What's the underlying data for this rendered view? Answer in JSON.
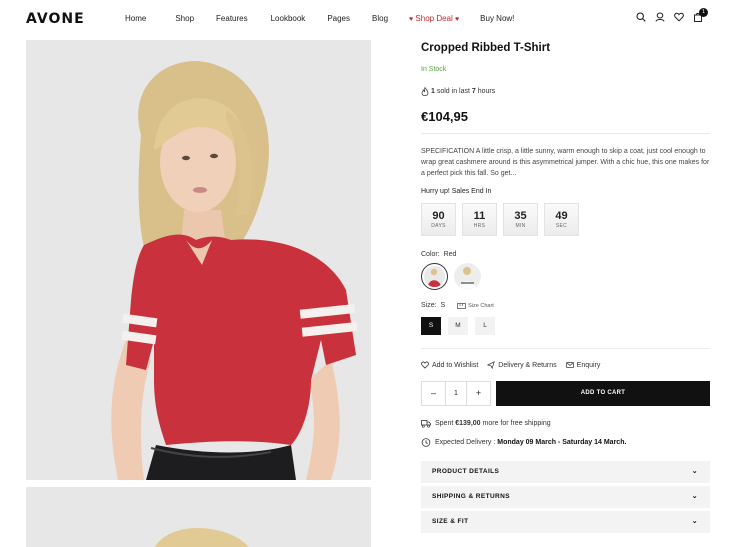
{
  "brand": {
    "logo": "AVONE"
  },
  "nav": {
    "items": [
      {
        "label": "Home"
      },
      {
        "label": "Shop"
      },
      {
        "label": "Features"
      },
      {
        "label": "Lookbook"
      },
      {
        "label": "Pages"
      },
      {
        "label": "Blog"
      },
      {
        "label": "Shop Deal",
        "heart": "♥"
      },
      {
        "label": "Buy Now!"
      }
    ]
  },
  "header_icons": {
    "cart_count": "1"
  },
  "product": {
    "title": "Cropped Ribbed T-Shirt",
    "stock": "In Stock",
    "sold_count": "1",
    "sold_text_mid": "sold in last",
    "sold_hours": "7",
    "sold_text_end": "hours",
    "price": "€104,95",
    "description": "SPECIFICATION A little crisp, a little sunny, warm enough to skip a coat, just cool enough to wrap great cashmere around is this asymmetrical jumper. With a chic hue, this one makes for a perfect pick this fall. So get...",
    "hurry_text": "Hurry up! Sales End In",
    "countdown": [
      {
        "value": "90",
        "label": "DAYS"
      },
      {
        "value": "11",
        "label": "HRS"
      },
      {
        "value": "35",
        "label": "MIN"
      },
      {
        "value": "49",
        "label": "SEC"
      }
    ],
    "color_label": "Color:",
    "color_value": "Red",
    "size_label": "Size:",
    "size_value": "S",
    "size_chart": "Size Chart",
    "sizes": [
      "S",
      "M",
      "L"
    ],
    "quantity": "1",
    "add_to_cart": "ADD TO CART",
    "links": {
      "wishlist": "Add to Wishlist",
      "delivery": "Delivery & Returns",
      "enquiry": "Enquiry"
    },
    "shipping_prefix": "Spent",
    "shipping_amount": "€139,00",
    "shipping_suffix": "more for free shipping",
    "delivery_label": "Expected Delivery :",
    "delivery_dates": "Monday 09 March - Saturday 14 March.",
    "accordion": [
      {
        "label": "PRODUCT DETAILS"
      },
      {
        "label": "SHIPPING & RETURNS"
      },
      {
        "label": "SIZE & FIT"
      }
    ]
  },
  "colors": {
    "accent_red": "#c8262b",
    "stock_green": "#5a9e3c",
    "dark": "#111111"
  }
}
------------------------------------------------
_Stated goal:_ Output the data above without changes, apart from leaving out the pictures.

_Reply:_
What's the underlying data for this rendered view? Answer in JSON.
{
  "brand": {
    "logo": "AVONE"
  },
  "nav": {
    "items": [
      {
        "label": "Home"
      },
      {
        "label": "Shop"
      },
      {
        "label": "Features"
      },
      {
        "label": "Lookbook"
      },
      {
        "label": "Pages"
      },
      {
        "label": "Blog"
      },
      {
        "label": "Shop Deal",
        "heart": "♥"
      },
      {
        "label": "Buy Now!"
      }
    ]
  },
  "header_icons": {
    "cart_count": "1"
  },
  "product": {
    "title": "Cropped Ribbed T-Shirt",
    "stock": "In Stock",
    "sold_count": "1",
    "sold_text_mid": "sold in last",
    "sold_hours": "7",
    "sold_text_end": "hours",
    "price": "€104,95",
    "description": "SPECIFICATION A little crisp, a little sunny, warm enough to skip a coat, just cool enough to wrap great cashmere around is this asymmetrical jumper. With a chic hue, this one makes for a perfect pick this fall. So get...",
    "hurry_text": "Hurry up! Sales End In",
    "countdown": [
      {
        "value": "90",
        "label": "DAYS"
      },
      {
        "value": "11",
        "label": "HRS"
      },
      {
        "value": "35",
        "label": "MIN"
      },
      {
        "value": "49",
        "label": "SEC"
      }
    ],
    "color_label": "Color:",
    "color_value": "Red",
    "size_label": "Size:",
    "size_value": "S",
    "size_chart": "Size Chart",
    "sizes": [
      "S",
      "M",
      "L"
    ],
    "quantity": "1",
    "add_to_cart": "ADD TO CART",
    "links": {
      "wishlist": "Add to Wishlist",
      "delivery": "Delivery & Returns",
      "enquiry": "Enquiry"
    },
    "shipping_prefix": "Spent",
    "shipping_amount": "€139,00",
    "shipping_suffix": "more for free shipping",
    "delivery_label": "Expected Delivery :",
    "delivery_dates": "Monday 09 March - Saturday 14 March.",
    "accordion": [
      {
        "label": "PRODUCT DETAILS"
      },
      {
        "label": "SHIPPING & RETURNS"
      },
      {
        "label": "SIZE & FIT"
      }
    ]
  },
  "colors": {
    "accent_red": "#c8262b",
    "stock_green": "#5a9e3c",
    "dark": "#111111"
  }
}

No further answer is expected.